▶ **PROMPT**
Only the lines with "arabischen" in the entries below belong in the answer; please copy them.

(Items from a dataset)
+ + + + + + +

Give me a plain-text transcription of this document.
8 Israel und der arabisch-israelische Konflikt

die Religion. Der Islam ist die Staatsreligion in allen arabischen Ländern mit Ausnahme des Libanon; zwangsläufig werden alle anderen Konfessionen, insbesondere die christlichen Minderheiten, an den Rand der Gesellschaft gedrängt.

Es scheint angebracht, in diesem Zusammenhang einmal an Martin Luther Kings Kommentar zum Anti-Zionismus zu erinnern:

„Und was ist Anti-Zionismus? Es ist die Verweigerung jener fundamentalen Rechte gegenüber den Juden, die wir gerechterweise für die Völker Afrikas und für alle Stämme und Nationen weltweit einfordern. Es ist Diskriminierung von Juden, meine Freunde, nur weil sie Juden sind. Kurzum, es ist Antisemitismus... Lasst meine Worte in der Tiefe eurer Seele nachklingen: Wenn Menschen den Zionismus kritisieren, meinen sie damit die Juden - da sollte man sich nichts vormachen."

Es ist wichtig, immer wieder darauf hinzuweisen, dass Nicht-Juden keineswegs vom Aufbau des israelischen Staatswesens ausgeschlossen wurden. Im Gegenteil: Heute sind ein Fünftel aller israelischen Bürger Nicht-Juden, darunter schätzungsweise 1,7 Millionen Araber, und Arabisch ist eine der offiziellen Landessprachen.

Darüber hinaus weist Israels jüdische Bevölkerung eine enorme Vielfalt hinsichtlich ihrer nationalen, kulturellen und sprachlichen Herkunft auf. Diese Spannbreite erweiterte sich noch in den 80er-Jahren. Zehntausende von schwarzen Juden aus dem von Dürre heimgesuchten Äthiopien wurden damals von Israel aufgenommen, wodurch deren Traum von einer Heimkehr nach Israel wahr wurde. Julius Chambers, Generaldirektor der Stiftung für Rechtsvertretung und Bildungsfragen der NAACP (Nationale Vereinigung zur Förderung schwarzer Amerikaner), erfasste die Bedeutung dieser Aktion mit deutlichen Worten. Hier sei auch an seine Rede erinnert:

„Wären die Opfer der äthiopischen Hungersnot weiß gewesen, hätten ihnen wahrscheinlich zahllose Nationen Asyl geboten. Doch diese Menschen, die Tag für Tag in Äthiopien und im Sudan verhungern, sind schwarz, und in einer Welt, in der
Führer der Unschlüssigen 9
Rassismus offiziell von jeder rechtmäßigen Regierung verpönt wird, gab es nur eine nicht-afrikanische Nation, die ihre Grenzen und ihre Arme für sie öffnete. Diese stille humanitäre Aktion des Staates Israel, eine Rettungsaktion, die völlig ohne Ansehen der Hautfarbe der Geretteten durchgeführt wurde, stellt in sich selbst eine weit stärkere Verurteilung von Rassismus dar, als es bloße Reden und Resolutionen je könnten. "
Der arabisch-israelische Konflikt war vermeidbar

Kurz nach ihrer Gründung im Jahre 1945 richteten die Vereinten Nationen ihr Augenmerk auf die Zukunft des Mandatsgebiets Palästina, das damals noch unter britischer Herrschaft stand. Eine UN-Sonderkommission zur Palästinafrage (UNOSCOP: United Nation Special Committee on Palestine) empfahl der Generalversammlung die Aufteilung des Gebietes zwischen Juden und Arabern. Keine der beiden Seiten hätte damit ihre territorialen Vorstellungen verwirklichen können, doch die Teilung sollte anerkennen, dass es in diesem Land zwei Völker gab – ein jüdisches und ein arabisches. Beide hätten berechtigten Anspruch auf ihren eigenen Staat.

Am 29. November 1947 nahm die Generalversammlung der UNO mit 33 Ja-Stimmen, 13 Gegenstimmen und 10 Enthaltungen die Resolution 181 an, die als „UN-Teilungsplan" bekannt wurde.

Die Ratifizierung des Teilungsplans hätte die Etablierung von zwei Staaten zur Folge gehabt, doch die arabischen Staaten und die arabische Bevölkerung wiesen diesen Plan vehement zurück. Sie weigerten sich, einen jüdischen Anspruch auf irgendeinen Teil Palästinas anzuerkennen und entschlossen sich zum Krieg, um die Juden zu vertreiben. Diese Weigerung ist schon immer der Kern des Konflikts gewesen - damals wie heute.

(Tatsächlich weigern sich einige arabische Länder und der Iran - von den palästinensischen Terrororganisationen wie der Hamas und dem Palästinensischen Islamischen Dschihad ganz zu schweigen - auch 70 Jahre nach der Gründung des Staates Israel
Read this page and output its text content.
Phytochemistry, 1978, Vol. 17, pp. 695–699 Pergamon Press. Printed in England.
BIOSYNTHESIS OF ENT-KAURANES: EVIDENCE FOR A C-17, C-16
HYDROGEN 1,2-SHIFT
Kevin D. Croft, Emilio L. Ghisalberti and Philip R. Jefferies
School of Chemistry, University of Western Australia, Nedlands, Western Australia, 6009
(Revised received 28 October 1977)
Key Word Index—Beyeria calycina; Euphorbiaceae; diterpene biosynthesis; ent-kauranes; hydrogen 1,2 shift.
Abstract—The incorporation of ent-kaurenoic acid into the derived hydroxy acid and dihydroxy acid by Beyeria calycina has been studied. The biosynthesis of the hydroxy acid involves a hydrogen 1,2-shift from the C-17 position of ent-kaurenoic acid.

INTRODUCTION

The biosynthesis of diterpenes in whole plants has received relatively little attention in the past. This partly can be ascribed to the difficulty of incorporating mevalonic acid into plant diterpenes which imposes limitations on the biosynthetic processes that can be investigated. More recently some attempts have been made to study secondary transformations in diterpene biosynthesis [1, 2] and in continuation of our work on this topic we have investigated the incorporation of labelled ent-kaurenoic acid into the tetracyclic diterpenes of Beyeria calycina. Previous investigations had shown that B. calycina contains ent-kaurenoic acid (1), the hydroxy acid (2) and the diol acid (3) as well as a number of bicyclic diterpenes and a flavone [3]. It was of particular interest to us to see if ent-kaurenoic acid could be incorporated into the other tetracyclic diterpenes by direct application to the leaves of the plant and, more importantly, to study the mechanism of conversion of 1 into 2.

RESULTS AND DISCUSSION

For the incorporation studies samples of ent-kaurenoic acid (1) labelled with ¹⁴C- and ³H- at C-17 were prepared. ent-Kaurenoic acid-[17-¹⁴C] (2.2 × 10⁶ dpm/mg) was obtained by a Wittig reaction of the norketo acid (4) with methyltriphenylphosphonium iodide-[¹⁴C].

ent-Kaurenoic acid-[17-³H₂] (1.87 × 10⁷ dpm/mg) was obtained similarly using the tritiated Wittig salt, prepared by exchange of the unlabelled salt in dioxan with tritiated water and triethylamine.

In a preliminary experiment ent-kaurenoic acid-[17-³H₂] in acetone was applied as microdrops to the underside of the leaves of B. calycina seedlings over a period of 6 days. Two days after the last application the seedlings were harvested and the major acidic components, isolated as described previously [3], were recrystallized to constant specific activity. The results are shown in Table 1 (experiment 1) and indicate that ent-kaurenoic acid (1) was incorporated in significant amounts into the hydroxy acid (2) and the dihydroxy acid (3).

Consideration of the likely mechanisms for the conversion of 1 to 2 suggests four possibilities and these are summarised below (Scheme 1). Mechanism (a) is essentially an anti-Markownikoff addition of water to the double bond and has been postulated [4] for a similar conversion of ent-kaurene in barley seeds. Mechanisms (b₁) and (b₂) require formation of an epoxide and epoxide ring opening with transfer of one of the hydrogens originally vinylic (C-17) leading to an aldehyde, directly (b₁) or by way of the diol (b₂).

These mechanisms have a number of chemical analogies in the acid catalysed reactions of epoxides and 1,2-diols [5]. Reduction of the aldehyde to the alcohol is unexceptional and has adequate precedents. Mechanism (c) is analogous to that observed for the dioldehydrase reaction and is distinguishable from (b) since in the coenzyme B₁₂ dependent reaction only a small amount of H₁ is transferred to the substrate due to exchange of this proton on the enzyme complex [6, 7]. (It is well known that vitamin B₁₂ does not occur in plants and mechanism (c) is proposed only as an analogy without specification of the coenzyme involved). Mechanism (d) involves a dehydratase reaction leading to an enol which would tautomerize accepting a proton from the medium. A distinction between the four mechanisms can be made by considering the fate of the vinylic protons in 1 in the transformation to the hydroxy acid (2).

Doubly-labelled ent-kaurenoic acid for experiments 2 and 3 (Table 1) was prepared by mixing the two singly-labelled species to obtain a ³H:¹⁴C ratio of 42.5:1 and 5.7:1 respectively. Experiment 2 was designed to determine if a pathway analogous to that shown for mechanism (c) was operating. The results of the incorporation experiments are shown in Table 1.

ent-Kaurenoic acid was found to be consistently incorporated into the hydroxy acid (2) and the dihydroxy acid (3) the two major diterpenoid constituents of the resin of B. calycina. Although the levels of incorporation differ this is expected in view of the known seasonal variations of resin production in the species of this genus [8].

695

+ + + + + + +

▶ **TASK RESULT**
die Religion. Der Islam ist die Staatsreligion in allen arabischen Ländern mit Ausnahme des Libanon; zwangsläufig werden alle anderen Konfessionen, insbesondere die christlichen Minderheiten, an den Rand der Gesellschaft gedrängt.
Die Ratifizierung des Teilungsplans hätte die Etablierung von zwei Staaten zur Folge gehabt, doch die arabischen Staaten und die arabische Bevölkerung wiesen diesen Plan vehement zurück. Sie weigerten sich, einen jüdischen Anspruch auf irgendeinen Teil Palästinas anzuerkennen und entschlossen sich zum Krieg, um die Juden zu vertreiben. Diese Weigerung ist schon immer der Kern des Konflikts gewesen - damals wie heute.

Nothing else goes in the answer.